*PROBLEM REQUIREMENTS:* No images are to be carried over; print all other material exactly as it stands.

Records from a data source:
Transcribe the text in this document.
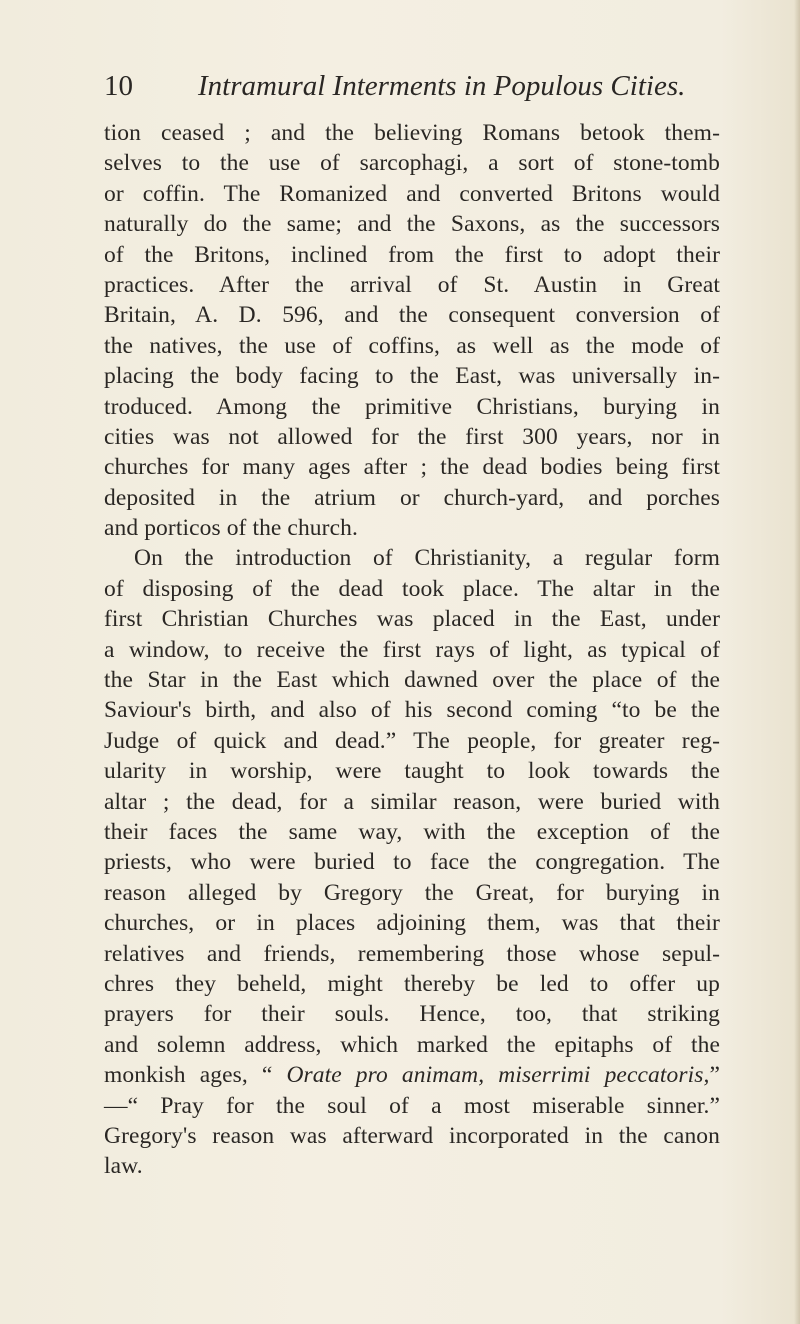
10 Intramural Interments in Populous Cities.
tion ceased ; and the believing Romans betook them-
selves to the use of sarcophagi, a sort of stone-tomb
or coffin. The Romanized and converted Britons would
naturally do the same; and the Saxons, as the successors
of the Britons, inclined from the first to adopt their
practices. After the arrival of St. Austin in Great
Britain, A. D. 596, and the consequent conversion of
the natives, the use of coffins, as well as the mode of
placing the body facing to the East, was universally in-
troduced. Among the primitive Christians, burying in
cities was not allowed for the first 300 years, nor in
churches for many ages after ; the dead bodies being first
deposited in the atrium or church-yard, and porches
and porticos of the church.
On the introduction of Christianity, a regular form
of disposing of the dead took place. The altar in the
first Christian Churches was placed in the East, under
a window, to receive the first rays of light, as typical of
the Star in the East which dawned over the place of the
Saviour's birth, and also of his second coming “to be the
Judge of quick and dead.” The people, for greater reg-
ularity in worship, were taught to look towards the
altar ; the dead, for a similar reason, were buried with
their faces the same way, with the exception of the
priests, who were buried to face the congregation. The
reason alleged by Gregory the Great, for burying in
churches, or in places adjoining them, was that their
relatives and friends, remembering those whose sepul-
chres they beheld, might thereby be led to offer up
prayers for their souls. Hence, too, that striking
and solemn address, which marked the epitaphs of the
monkish ages, “ Orate pro animam, miserrimi peccatoris,”
—“ Pray for the soul of a most miserable sinner.”
Gregory's reason was afterward incorporated in the canon
law.
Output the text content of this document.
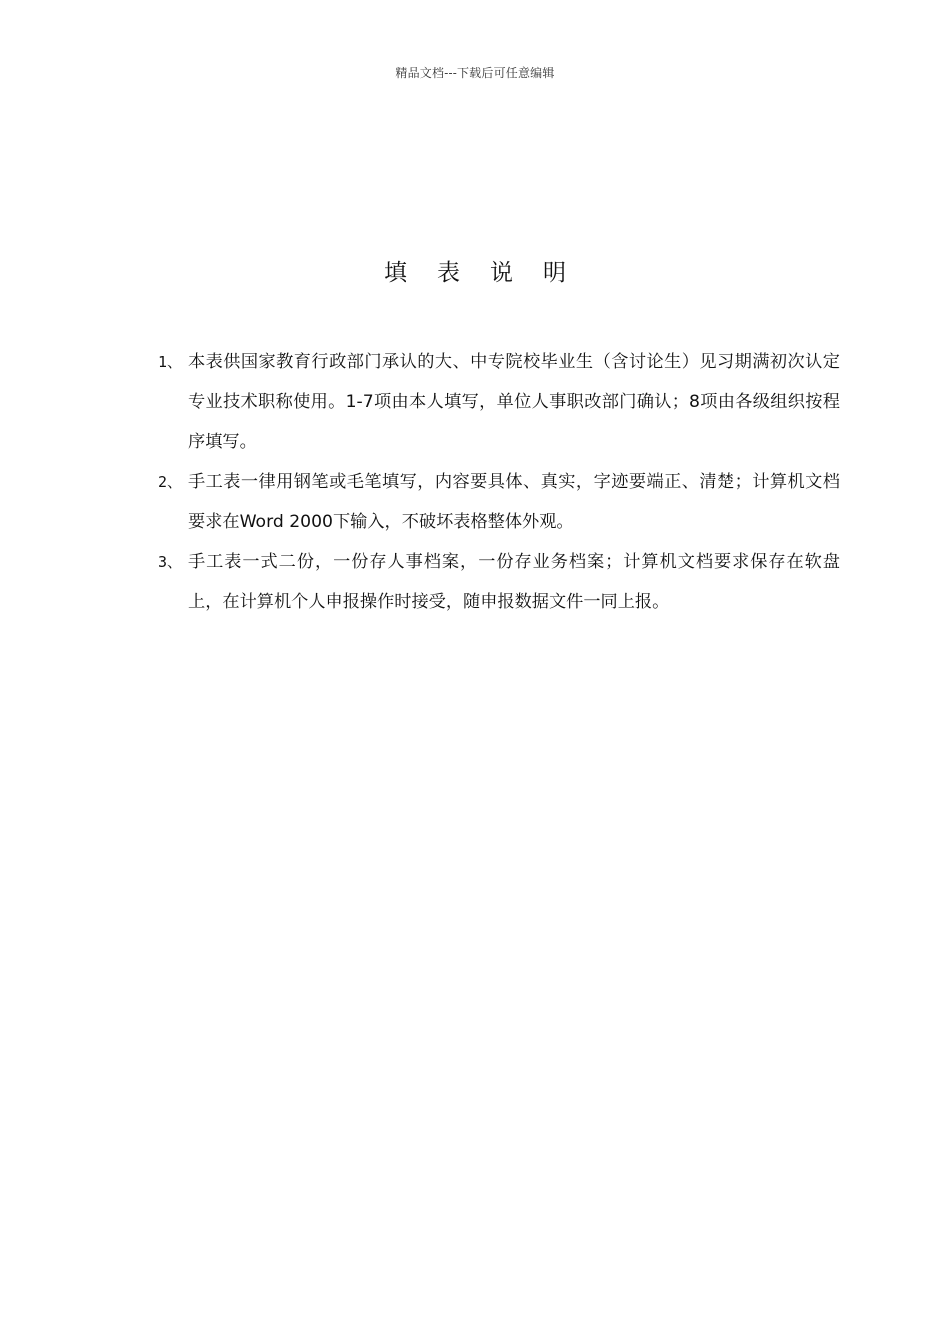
精品文档---下载后可任意编辑
填表说明
1、 本表供国家教育行政部门承认的大、中专院校毕业生（含讨论生）见习期满初次认定专业技术职称使用。1-7项由本人填写，单位人事职改部门确认；8项由各级组织按程序填写。
2、 手工表一律用钢笔或毛笔填写，内容要具体、真实，字迹要端正、清楚；计算机文档要求在Word 2000下输入，不破坏表格整体外观。
3、 手工表一式二份，一份存人事档案，一份存业务档案；计算机文档要求保存在软盘上，在计算机个人申报操作时接受，随申报数据文件一同上报。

*EXERCISE SOLUTION:*
Transcribe the text in this document.
10 Intramural Interments in Populous Cities.
tion ceased ; and the believing Romans betook them-
selves to the use of sarcophagi, a sort of stone-tomb
or coffin. The Romanized and converted Britons would
naturally do the same; and the Saxons, as the successors
of the Britons, inclined from the first to adopt their
practices. After the arrival of St. Austin in Great
Britain, A. D. 596, and the consequent conversion of
the natives, the use of coffins, as well as the mode of
placing the body facing to the East, was universally in-
troduced. Among the primitive Christians, burying in
cities was not allowed for the first 300 years, nor in
churches for many ages after ; the dead bodies being first
deposited in the atrium or church-yard, and porches
and porticos of the church.
On the introduction of Christianity, a regular form
of disposing of the dead took place. The altar in the
first Christian Churches was placed in the East, under
a window, to receive the first rays of light, as typical of
the Star in the East which dawned over the place of the
Saviour's birth, and also of his second coming “to be the
Judge of quick and dead.” The people, for greater reg-
ularity in worship, were taught to look towards the
altar ; the dead, for a similar reason, were buried with
their faces the same way, with the exception of the
priests, who were buried to face the congregation. The
reason alleged by Gregory the Great, for burying in
churches, or in places adjoining them, was that their
relatives and friends, remembering those whose sepul-
chres they beheld, might thereby be led to offer up
prayers for their souls. Hence, too, that striking
and solemn address, which marked the epitaphs of the
monkish ages, “ Orate pro animam, miserrimi peccatoris,”
—“ Pray for the soul of a most miserable sinner.”
Gregory's reason was afterward incorporated in the canon
law.
Output the text content of this document.
精品文档---下载后可任意编辑
填表说明
1、 本表供国家教育行政部门承认的大、中专院校毕业生（含讨论生）见习期满初次认定专业技术职称使用。1-7项由本人填写，单位人事职改部门确认；8项由各级组织按程序填写。
2、 手工表一律用钢笔或毛笔填写，内容要具体、真实，字迹要端正、清楚；计算机文档要求在Word 2000下输入，不破坏表格整体外观。
3、 手工表一式二份，一份存人事档案，一份存业务档案；计算机文档要求保存在软盘上，在计算机个人申报操作时接受，随申报数据文件一同上报。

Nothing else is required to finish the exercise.